All records should be reproduced verbatim.

Records shown ->

* * * * * * *

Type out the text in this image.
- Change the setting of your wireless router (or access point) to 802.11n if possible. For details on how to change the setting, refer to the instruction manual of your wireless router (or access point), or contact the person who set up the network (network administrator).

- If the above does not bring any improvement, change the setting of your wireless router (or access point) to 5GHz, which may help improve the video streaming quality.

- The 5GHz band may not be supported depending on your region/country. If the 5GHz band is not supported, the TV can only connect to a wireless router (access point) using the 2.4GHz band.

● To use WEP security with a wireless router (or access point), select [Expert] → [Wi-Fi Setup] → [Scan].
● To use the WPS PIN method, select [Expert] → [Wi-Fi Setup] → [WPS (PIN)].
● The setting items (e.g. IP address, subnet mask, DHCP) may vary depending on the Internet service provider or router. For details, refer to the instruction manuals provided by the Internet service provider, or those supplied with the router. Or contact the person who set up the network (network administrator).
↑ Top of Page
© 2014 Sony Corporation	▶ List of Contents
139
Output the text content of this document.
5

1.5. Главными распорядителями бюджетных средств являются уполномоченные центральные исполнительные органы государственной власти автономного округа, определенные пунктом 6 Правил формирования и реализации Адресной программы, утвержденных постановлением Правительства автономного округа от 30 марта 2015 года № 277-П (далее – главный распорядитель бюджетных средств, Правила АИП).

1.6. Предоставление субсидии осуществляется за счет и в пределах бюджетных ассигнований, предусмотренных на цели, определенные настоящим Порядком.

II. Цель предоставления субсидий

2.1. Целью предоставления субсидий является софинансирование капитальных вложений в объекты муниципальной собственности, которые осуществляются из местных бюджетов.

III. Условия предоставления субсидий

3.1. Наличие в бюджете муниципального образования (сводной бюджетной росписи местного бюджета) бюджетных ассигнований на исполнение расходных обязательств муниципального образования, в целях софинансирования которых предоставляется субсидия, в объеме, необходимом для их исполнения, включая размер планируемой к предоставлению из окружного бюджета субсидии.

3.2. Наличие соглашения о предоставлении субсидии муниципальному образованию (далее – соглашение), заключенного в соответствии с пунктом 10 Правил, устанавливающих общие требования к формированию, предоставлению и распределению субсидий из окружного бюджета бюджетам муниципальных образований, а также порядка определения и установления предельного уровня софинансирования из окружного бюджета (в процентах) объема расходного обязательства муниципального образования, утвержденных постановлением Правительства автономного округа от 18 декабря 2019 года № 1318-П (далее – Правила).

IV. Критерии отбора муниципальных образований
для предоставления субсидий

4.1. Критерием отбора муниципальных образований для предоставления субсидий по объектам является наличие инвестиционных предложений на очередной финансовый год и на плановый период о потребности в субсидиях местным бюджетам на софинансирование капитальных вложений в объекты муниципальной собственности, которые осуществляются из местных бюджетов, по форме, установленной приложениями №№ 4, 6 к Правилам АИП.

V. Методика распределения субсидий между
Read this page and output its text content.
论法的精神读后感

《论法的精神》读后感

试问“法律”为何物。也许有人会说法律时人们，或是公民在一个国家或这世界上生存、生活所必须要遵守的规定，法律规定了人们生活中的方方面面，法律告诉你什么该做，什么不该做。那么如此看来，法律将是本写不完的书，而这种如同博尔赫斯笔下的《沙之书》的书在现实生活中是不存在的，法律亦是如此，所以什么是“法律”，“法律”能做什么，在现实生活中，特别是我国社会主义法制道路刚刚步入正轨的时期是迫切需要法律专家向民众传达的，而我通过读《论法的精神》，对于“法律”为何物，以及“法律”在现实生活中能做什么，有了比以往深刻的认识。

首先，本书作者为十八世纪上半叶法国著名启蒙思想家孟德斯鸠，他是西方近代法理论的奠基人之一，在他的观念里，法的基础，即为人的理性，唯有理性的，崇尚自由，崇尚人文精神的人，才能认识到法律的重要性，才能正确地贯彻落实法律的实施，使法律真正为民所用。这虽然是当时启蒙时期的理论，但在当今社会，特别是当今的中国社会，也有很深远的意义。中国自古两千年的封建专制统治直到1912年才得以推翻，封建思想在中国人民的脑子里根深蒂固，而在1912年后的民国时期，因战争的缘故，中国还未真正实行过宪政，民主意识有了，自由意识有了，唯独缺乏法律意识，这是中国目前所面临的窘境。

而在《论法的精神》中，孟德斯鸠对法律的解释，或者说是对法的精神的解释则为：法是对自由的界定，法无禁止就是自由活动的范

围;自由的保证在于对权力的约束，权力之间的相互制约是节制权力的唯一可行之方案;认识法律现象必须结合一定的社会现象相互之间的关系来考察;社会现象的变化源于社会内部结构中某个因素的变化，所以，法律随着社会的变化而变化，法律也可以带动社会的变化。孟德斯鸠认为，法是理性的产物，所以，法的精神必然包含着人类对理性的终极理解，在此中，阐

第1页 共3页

* * * * * * *

Result of this exercise ->
Type out the text in this image.
- Change the setting of your wireless router (or access point) to 802.11n if possible. For details on how to change the setting, refer to the instruction manual of your wireless router (or access point), or contact the person who set up the network (network administrator).

- If the above does not bring any improvement, change the setting of your wireless router (or access point) to 5GHz, which may help improve the video streaming quality.

- The 5GHz band may not be supported depending on your region/country. If the 5GHz band is not supported, the TV can only connect to a wireless router (access point) using the 2.4GHz band.

● To use WEP security with a wireless router (or access point), select [Expert] → [Wi-Fi Setup] → [Scan].
● To use the WPS PIN method, select [Expert] → [Wi-Fi Setup] → [WPS (PIN)].
● The setting items (e.g. IP address, subnet mask, DHCP) may vary depending on the Internet service provider or router. For details, refer to the instruction manuals provided by the Internet service provider, or those supplied with the router. Or contact the person who set up the network (network administrator).
↑ Top of Page
© 2014 Sony Corporation	▶ List of Contents
139
Output the text content of this document.
5

1.5. Главными распорядителями бюджетных средств являются уполномоченные центральные исполнительные органы государственной власти автономного округа, определенные пунктом 6 Правил формирования и реализации Адресной программы, утвержденных постановлением Правительства автономного округа от 30 марта 2015 года № 277-П (далее – главный распорядитель бюджетных средств, Правила АИП).

1.6. Предоставление субсидии осуществляется за счет и в пределах бюджетных ассигнований, предусмотренных на цели, определенные настоящим Порядком.

II. Цель предоставления субсидий

2.1. Целью предоставления субсидий является софинансирование капитальных вложений в объекты муниципальной собственности, которые осуществляются из местных бюджетов.

III. Условия предоставления субсидий

3.1. Наличие в бюджете муниципального образования (сводной бюджетной росписи местного бюджета) бюджетных ассигнований на исполнение расходных обязательств муниципального образования, в целях софинансирования которых предоставляется субсидия, в объеме, необходимом для их исполнения, включая размер планируемой к предоставлению из окружного бюджета субсидии.

3.2. Наличие соглашения о предоставлении субсидии муниципальному образованию (далее – соглашение), заключенного в соответствии с пунктом 10 Правил, устанавливающих общие требования к формированию, предоставлению и распределению субсидий из окружного бюджета бюджетам муниципальных образований, а также порядка определения и установления предельного уровня софинансирования из окружного бюджета (в процентах) объема расходного обязательства муниципального образования, утвержденных постановлением Правительства автономного округа от 18 декабря 2019 года № 1318-П (далее – Правила).

IV. Критерии отбора муниципальных образований
для предоставления субсидий

4.1. Критерием отбора муниципальных образований для предоставления субсидий по объектам является наличие инвестиционных предложений на очередной финансовый год и на плановый период о потребности в субсидиях местным бюджетам на софинансирование капитальных вложений в объекты муниципальной собственности, которые осуществляются из местных бюджетов, по форме, установленной приложениями №№ 4, 6 к Правилам АИП.

V. Методика распределения субсидий между
Read this page and output its text content.
论法的精神读后感

《论法的精神》读后感

试问“法律”为何物。也许有人会说法律时人们，或是公民在一个国家或这世界上生存、生活所必须要遵守的规定，法律规定了人们生活中的方方面面，法律告诉你什么该做，什么不该做。那么如此看来，法律将是本写不完的书，而这种如同博尔赫斯笔下的《沙之书》的书在现实生活中是不存在的，法律亦是如此，所以什么是“法律”，“法律”能做什么，在现实生活中，特别是我国社会主义法制道路刚刚步入正轨的时期是迫切需要法律专家向民众传达的，而我通过读《论法的精神》，对于“法律”为何物，以及“法律”在现实生活中能做什么，有了比以往深刻的认识。

首先，本书作者为十八世纪上半叶法国著名启蒙思想家孟德斯鸠，他是西方近代法理论的奠基人之一，在他的观念里，法的基础，即为人的理性，唯有理性的，崇尚自由，崇尚人文精神的人，才能认识到法律的重要性，才能正确地贯彻落实法律的实施，使法律真正为民所用。这虽然是当时启蒙时期的理论，但在当今社会，特别是当今的中国社会，也有很深远的意义。中国自古两千年的封建专制统治直到1912年才得以推翻，封建思想在中国人民的脑子里根深蒂固，而在1912年后的民国时期，因战争的缘故，中国还未真正实行过宪政，民主意识有了，自由意识有了，唯独缺乏法律意识，这是中国目前所面临的窘境。

而在《论法的精神》中，孟德斯鸠对法律的解释，或者说是对法的精神的解释则为：法是对自由的界定，法无禁止就是自由活动的范

围;自由的保证在于对权力的约束，权力之间的相互制约是节制权力的唯一可行之方案;认识法律现象必须结合一定的社会现象相互之间的关系来考察;社会现象的变化源于社会内部结构中某个因素的变化，所以，法律随着社会的变化而变化，法律也可以带动社会的变化。孟德斯鸠认为，法是理性的产物，所以，法的精神必然包含着人类对理性的终极理解，在此中，阐

第1页 共3页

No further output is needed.